▸ **JOB**
Copy all of the material below exactly.

Part of a data file:
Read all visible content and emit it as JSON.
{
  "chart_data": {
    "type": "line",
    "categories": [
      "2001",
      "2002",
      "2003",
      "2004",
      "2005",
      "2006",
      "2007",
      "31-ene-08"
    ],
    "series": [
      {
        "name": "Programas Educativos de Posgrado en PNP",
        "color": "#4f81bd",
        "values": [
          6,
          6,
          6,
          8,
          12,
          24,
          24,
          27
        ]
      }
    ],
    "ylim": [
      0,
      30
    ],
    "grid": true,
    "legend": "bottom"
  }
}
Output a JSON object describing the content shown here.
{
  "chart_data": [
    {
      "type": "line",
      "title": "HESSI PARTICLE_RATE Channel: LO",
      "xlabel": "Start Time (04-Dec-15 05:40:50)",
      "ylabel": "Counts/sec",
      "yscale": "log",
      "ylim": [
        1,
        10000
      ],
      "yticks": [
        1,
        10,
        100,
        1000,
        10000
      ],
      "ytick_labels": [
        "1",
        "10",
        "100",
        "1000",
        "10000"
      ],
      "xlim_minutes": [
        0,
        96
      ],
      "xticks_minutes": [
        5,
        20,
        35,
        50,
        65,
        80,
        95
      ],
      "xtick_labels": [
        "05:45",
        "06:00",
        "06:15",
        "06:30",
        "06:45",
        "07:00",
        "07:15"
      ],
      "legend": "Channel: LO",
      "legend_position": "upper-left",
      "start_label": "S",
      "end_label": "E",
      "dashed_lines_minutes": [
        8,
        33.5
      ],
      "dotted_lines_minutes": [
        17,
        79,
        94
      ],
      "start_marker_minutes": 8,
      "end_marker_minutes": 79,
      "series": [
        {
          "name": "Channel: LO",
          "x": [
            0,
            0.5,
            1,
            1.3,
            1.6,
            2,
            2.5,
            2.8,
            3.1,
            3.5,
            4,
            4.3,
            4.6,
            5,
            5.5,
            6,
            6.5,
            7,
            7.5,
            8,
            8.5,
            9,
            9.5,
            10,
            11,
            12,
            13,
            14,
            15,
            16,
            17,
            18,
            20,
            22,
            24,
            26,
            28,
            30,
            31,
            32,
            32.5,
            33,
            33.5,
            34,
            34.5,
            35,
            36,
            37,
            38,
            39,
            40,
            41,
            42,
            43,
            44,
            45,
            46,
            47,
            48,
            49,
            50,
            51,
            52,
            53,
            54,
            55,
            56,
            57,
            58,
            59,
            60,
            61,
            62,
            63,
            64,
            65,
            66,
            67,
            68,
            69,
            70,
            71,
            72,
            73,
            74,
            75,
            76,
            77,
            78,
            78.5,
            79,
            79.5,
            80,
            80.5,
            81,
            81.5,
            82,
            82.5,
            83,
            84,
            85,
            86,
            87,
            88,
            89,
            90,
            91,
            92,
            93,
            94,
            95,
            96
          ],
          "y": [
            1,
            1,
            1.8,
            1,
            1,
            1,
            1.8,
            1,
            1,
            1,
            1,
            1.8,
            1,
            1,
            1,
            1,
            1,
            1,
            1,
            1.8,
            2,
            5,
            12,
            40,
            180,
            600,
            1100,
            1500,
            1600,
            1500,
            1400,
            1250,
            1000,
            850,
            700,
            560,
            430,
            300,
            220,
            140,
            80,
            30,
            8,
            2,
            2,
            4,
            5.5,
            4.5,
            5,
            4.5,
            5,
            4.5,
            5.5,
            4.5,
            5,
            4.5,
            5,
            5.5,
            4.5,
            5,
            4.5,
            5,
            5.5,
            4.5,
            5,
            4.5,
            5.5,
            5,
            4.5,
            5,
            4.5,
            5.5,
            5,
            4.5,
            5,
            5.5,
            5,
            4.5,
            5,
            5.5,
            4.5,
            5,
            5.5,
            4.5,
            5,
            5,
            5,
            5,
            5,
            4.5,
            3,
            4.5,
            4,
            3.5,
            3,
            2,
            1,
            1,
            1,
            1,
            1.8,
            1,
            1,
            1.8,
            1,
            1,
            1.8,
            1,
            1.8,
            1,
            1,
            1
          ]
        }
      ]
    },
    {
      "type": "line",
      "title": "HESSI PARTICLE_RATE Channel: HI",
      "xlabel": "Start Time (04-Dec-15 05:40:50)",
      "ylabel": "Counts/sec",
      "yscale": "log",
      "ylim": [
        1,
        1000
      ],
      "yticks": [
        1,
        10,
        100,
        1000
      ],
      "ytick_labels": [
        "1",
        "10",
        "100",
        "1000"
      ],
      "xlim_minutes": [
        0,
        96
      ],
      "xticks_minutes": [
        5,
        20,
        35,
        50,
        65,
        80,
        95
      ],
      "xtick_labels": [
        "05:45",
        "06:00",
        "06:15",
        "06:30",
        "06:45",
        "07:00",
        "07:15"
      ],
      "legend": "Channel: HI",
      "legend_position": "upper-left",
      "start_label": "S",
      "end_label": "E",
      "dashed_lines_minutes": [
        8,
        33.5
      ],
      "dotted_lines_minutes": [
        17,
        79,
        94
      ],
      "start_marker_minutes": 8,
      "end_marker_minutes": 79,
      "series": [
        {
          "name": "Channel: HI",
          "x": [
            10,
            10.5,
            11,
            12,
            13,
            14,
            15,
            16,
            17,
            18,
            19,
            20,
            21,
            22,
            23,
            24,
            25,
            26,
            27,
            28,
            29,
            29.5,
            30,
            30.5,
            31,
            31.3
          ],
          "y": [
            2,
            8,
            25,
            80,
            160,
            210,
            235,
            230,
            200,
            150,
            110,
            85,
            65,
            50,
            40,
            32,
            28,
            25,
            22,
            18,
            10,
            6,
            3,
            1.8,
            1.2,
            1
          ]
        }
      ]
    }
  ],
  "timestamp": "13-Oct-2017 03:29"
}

▸ **ANSWER TO THE PROBLEM**
Read all visible content and emit it as JSON.
{
  "chart_data": {
    "type": "line",
    "categories": [
      "2001",
      "2002",
      "2003",
      "2004",
      "2005",
      "2006",
      "2007",
      "31-ene-08"
    ],
    "series": [
      {
        "name": "Programas Educativos de Posgrado en PNP",
        "color": "#4f81bd",
        "values": [
          6,
          6,
          6,
          8,
          12,
          24,
          24,
          27
        ]
      }
    ],
    "ylim": [
      0,
      30
    ],
    "grid": true,
    "legend": "bottom"
  }
}
Output a JSON object describing the content shown here.
{
  "chart_data": [
    {
      "type": "line",
      "title": "HESSI PARTICLE_RATE Channel: LO",
      "xlabel": "Start Time (04-Dec-15 05:40:50)",
      "ylabel": "Counts/sec",
      "yscale": "log",
      "ylim": [
        1,
        10000
      ],
      "yticks": [
        1,
        10,
        100,
        1000,
        10000
      ],
      "ytick_labels": [
        "1",
        "10",
        "100",
        "1000",
        "10000"
      ],
      "xlim_minutes": [
        0,
        96
      ],
      "xticks_minutes": [
        5,
        20,
        35,
        50,
        65,
        80,
        95
      ],
      "xtick_labels": [
        "05:45",
        "06:00",
        "06:15",
        "06:30",
        "06:45",
        "07:00",
        "07:15"
      ],
      "legend": "Channel: LO",
      "legend_position": "upper-left",
      "start_label": "S",
      "end_label": "E",
      "dashed_lines_minutes": [
        8,
        33.5
      ],
      "dotted_lines_minutes": [
        17,
        79,
        94
      ],
      "start_marker_minutes": 8,
      "end_marker_minutes": 79,
      "series": [
        {
          "name": "Channel: LO",
          "x": [
            0,
            0.5,
            1,
            1.3,
            1.6,
            2,
            2.5,
            2.8,
            3.1,
            3.5,
            4,
            4.3,
            4.6,
            5,
            5.5,
            6,
            6.5,
            7,
            7.5,
            8,
            8.5,
            9,
            9.5,
            10,
            11,
            12,
            13,
            14,
            15,
            16,
            17,
            18,
            20,
            22,
            24,
            26,
            28,
            30,
            31,
            32,
            32.5,
            33,
            33.5,
            34,
            34.5,
            35,
            36,
            37,
            38,
            39,
            40,
            41,
            42,
            43,
            44,
            45,
            46,
            47,
            48,
            49,
            50,
            51,
            52,
            53,
            54,
            55,
            56,
            57,
            58,
            59,
            60,
            61,
            62,
            63,
            64,
            65,
            66,
            67,
            68,
            69,
            70,
            71,
            72,
            73,
            74,
            75,
            76,
            77,
            78,
            78.5,
            79,
            79.5,
            80,
            80.5,
            81,
            81.5,
            82,
            82.5,
            83,
            84,
            85,
            86,
            87,
            88,
            89,
            90,
            91,
            92,
            93,
            94,
            95,
            96
          ],
          "y": [
            1,
            1,
            1.8,
            1,
            1,
            1,
            1.8,
            1,
            1,
            1,
            1,
            1.8,
            1,
            1,
            1,
            1,
            1,
            1,
            1,
            1.8,
            2,
            5,
            12,
            40,
            180,
            600,
            1100,
            1500,
            1600,
            1500,
            1400,
            1250,
            1000,
            850,
            700,
            560,
            430,
            300,
            220,
            140,
            80,
            30,
            8,
            2,
            2,
            4,
            5.5,
            4.5,
            5,
            4.5,
            5,
            4.5,
            5.5,
            4.5,
            5,
            4.5,
            5,
            5.5,
            4.5,
            5,
            4.5,
            5,
            5.5,
            4.5,
            5,
            4.5,
            5.5,
            5,
            4.5,
            5,
            4.5,
            5.5,
            5,
            4.5,
            5,
            5.5,
            5,
            4.5,
            5,
            5.5,
            4.5,
            5,
            5.5,
            4.5,
            5,
            5,
            5,
            5,
            5,
            4.5,
            3,
            4.5,
            4,
            3.5,
            3,
            2,
            1,
            1,
            1,
            1,
            1.8,
            1,
            1,
            1.8,
            1,
            1,
            1.8,
            1,
            1.8,
            1,
            1,
            1
          ]
        }
      ]
    },
    {
      "type": "line",
      "title": "HESSI PARTICLE_RATE Channel: HI",
      "xlabel": "Start Time (04-Dec-15 05:40:50)",
      "ylabel": "Counts/sec",
      "yscale": "log",
      "ylim": [
        1,
        1000
      ],
      "yticks": [
        1,
        10,
        100,
        1000
      ],
      "ytick_labels": [
        "1",
        "10",
        "100",
        "1000"
      ],
      "xlim_minutes": [
        0,
        96
      ],
      "xticks_minutes": [
        5,
        20,
        35,
        50,
        65,
        80,
        95
      ],
      "xtick_labels": [
        "05:45",
        "06:00",
        "06:15",
        "06:30",
        "06:45",
        "07:00",
        "07:15"
      ],
      "legend": "Channel: HI",
      "legend_position": "upper-left",
      "start_label": "S",
      "end_label": "E",
      "dashed_lines_minutes": [
        8,
        33.5
      ],
      "dotted_lines_minutes": [
        17,
        79,
        94
      ],
      "start_marker_minutes": 8,
      "end_marker_minutes": 79,
      "series": [
        {
          "name": "Channel: HI",
          "x": [
            10,
            10.5,
            11,
            12,
            13,
            14,
            15,
            16,
            17,
            18,
            19,
            20,
            21,
            22,
            23,
            24,
            25,
            26,
            27,
            28,
            29,
            29.5,
            30,
            30.5,
            31,
            31.3
          ],
          "y": [
            2,
            8,
            25,
            80,
            160,
            210,
            235,
            230,
            200,
            150,
            110,
            85,
            65,
            50,
            40,
            32,
            28,
            25,
            22,
            18,
            10,
            6,
            3,
            1.8,
            1.2,
            1
          ]
        }
      ]
    }
  ],
  "timestamp": "13-Oct-2017 03:29"
}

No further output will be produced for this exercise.